"""

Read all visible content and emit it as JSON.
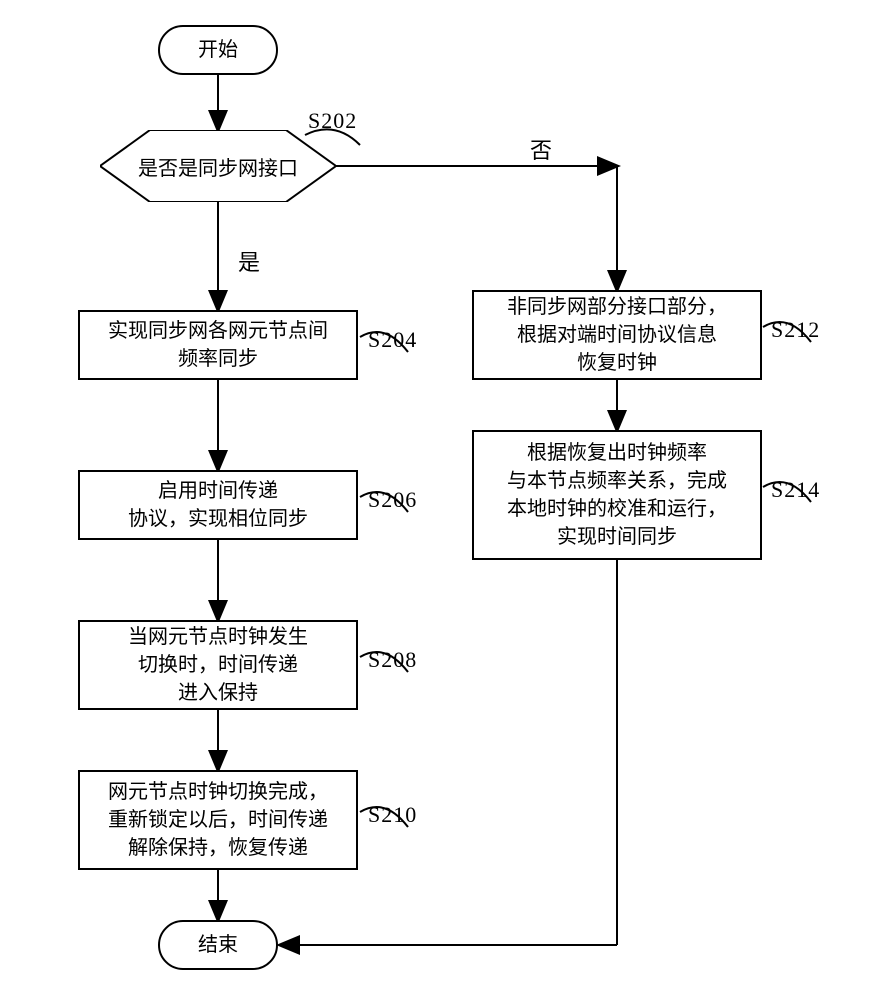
{
  "terminator": {
    "start": "开始",
    "end": "结束"
  },
  "decision": {
    "text": "是否是同步网接口",
    "yes": "是",
    "no": "否"
  },
  "steps": {
    "s202": "S202",
    "s204": "S204",
    "s206": "S206",
    "s208": "S208",
    "s210": "S210",
    "s212": "S212",
    "s214": "S214"
  },
  "process": {
    "p204": "实现同步网各网元节点间\n频率同步",
    "p206": "启用时间传递\n协议，实现相位同步",
    "p208": "当网元节点时钟发生\n切换时，时间传递\n进入保持",
    "p210": "网元节点时钟切换完成，\n重新锁定以后，时间传递\n解除保持，恢复传递",
    "p212": "非同步网部分接口部分，\n根据对端时间协议信息\n恢复时钟",
    "p214": "根据恢复出时钟频率\n与本节点频率关系，完成\n本地时钟的校准和运行，\n实现时间同步"
  }
}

"""

# GOAL OF THE EXERCISE
Using the material above, retype each entry exactly and omit the pictures.

# FULL SOLUTION
Read all visible content and emit it as JSON.
{
  "terminator": {
    "start": "开始",
    "end": "结束"
  },
  "decision": {
    "text": "是否是同步网接口",
    "yes": "是",
    "no": "否"
  },
  "steps": {
    "s202": "S202",
    "s204": "S204",
    "s206": "S206",
    "s208": "S208",
    "s210": "S210",
    "s212": "S212",
    "s214": "S214"
  },
  "process": {
    "p204": "实现同步网各网元节点间\n频率同步",
    "p206": "启用时间传递\n协议，实现相位同步",
    "p208": "当网元节点时钟发生\n切换时，时间传递\n进入保持",
    "p210": "网元节点时钟切换完成，\n重新锁定以后，时间传递\n解除保持，恢复传递",
    "p212": "非同步网部分接口部分，\n根据对端时间协议信息\n恢复时钟",
    "p214": "根据恢复出时钟频率\n与本节点频率关系，完成\n本地时钟的校准和运行，\n实现时间同步"
  }
}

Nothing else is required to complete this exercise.